> [WHAT THE TASK ASKS]
In the records that follow, locate every line with "Jean" and extract it.

> [RECORD SET]

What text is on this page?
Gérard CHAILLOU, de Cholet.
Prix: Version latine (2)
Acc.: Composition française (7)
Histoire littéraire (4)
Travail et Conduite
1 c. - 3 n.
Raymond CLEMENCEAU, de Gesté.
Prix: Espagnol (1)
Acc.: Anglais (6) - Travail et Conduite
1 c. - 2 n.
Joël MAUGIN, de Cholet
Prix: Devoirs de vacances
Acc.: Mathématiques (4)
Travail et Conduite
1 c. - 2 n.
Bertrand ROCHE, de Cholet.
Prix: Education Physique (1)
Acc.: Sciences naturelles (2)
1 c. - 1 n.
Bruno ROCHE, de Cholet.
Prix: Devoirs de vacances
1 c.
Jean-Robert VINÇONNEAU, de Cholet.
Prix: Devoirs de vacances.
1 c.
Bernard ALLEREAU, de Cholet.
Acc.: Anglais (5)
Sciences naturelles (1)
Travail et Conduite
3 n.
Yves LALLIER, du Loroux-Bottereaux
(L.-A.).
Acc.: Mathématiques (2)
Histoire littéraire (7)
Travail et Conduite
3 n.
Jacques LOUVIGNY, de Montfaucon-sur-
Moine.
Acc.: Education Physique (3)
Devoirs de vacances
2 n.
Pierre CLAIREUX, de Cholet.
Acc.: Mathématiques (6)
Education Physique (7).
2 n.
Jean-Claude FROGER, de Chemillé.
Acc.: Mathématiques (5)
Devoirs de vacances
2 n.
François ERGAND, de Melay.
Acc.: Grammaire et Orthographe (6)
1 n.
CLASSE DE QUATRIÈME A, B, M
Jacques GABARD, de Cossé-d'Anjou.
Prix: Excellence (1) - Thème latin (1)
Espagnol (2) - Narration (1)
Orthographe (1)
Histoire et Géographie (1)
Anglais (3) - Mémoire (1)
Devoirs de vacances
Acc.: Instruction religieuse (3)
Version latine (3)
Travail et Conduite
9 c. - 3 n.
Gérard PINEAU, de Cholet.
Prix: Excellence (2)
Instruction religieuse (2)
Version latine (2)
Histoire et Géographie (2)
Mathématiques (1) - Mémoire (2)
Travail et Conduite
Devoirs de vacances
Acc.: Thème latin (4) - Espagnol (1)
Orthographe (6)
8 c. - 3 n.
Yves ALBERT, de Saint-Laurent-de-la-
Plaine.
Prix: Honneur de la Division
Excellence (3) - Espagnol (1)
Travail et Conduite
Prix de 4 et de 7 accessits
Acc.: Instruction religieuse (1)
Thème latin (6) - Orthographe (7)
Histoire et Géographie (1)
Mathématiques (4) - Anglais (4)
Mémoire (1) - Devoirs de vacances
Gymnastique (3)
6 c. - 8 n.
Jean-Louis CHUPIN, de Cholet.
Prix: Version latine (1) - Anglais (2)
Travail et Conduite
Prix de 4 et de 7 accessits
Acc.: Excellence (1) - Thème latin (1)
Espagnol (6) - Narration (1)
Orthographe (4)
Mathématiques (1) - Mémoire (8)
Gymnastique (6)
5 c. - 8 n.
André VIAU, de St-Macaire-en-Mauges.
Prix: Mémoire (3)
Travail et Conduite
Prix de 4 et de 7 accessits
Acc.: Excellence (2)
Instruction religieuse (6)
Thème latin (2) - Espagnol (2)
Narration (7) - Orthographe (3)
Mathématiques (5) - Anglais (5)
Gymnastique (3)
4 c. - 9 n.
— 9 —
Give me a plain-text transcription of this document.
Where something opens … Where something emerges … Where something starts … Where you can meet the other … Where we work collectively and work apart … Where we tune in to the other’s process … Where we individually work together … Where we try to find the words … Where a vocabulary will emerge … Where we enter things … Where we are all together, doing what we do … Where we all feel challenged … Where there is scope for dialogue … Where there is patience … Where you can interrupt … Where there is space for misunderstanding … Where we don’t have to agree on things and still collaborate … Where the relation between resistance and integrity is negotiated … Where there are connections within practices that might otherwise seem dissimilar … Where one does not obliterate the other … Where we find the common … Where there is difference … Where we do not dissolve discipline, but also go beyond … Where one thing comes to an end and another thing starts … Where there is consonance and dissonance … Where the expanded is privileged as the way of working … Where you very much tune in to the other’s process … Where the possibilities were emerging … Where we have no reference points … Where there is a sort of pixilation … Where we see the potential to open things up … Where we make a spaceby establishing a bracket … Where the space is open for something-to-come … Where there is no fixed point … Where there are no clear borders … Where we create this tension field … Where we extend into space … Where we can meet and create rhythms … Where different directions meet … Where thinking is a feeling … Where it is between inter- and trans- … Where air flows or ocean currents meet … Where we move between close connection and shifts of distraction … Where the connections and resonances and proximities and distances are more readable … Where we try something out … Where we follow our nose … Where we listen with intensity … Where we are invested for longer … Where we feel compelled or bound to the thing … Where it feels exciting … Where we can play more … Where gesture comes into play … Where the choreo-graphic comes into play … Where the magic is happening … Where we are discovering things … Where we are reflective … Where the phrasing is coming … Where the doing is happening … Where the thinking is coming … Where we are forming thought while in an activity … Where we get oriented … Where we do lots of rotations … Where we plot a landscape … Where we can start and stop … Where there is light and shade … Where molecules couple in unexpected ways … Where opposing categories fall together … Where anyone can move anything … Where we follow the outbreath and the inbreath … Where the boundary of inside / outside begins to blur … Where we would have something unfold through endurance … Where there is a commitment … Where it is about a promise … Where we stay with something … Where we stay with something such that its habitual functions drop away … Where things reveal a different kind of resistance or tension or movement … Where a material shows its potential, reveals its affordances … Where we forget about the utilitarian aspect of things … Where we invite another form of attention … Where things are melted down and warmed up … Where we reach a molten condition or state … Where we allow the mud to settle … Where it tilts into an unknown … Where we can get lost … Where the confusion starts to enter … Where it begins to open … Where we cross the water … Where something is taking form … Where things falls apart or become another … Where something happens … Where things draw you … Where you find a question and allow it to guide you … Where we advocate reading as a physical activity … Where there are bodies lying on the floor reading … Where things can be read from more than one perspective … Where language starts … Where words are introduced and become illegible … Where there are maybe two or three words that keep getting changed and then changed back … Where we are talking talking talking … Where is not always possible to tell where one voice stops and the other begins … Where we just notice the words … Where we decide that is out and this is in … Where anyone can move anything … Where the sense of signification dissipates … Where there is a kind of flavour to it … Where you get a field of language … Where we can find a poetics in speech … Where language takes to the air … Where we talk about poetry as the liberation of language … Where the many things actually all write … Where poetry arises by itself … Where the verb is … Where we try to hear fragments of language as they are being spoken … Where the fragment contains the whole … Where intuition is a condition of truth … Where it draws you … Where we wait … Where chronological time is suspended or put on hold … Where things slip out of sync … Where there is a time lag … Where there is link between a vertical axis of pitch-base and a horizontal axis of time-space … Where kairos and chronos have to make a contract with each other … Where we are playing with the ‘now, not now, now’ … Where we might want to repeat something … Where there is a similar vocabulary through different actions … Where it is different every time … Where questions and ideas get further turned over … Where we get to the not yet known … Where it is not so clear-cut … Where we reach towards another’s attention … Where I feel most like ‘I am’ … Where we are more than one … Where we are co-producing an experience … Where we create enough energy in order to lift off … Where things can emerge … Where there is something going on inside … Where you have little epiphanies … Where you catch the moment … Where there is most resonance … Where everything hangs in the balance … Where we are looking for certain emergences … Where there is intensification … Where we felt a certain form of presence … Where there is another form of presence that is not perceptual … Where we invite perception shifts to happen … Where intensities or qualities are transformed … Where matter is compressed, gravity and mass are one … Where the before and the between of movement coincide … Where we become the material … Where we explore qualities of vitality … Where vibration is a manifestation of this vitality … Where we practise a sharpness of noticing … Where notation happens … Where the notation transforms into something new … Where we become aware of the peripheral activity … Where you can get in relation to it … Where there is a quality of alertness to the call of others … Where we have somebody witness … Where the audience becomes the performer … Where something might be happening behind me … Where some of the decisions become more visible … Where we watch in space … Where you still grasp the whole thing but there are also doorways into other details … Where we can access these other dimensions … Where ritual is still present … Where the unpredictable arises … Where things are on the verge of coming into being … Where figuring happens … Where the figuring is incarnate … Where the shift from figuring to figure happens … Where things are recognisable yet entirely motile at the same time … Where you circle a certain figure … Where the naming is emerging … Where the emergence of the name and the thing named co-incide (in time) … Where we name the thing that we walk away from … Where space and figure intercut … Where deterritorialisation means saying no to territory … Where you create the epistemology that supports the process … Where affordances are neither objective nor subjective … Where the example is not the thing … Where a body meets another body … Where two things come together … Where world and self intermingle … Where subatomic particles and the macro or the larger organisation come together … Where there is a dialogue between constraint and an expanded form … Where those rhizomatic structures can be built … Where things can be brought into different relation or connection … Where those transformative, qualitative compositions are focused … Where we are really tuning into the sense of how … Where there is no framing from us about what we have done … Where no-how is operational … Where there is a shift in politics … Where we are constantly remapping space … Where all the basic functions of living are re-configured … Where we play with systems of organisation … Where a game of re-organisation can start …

> [ANSWER FOR THE TASK]
Jean-Robert VINÇONNEAU, de Cholet.
Jean-Claude FROGER, de Chemillé.
Jean-Louis CHUPIN, de Cholet.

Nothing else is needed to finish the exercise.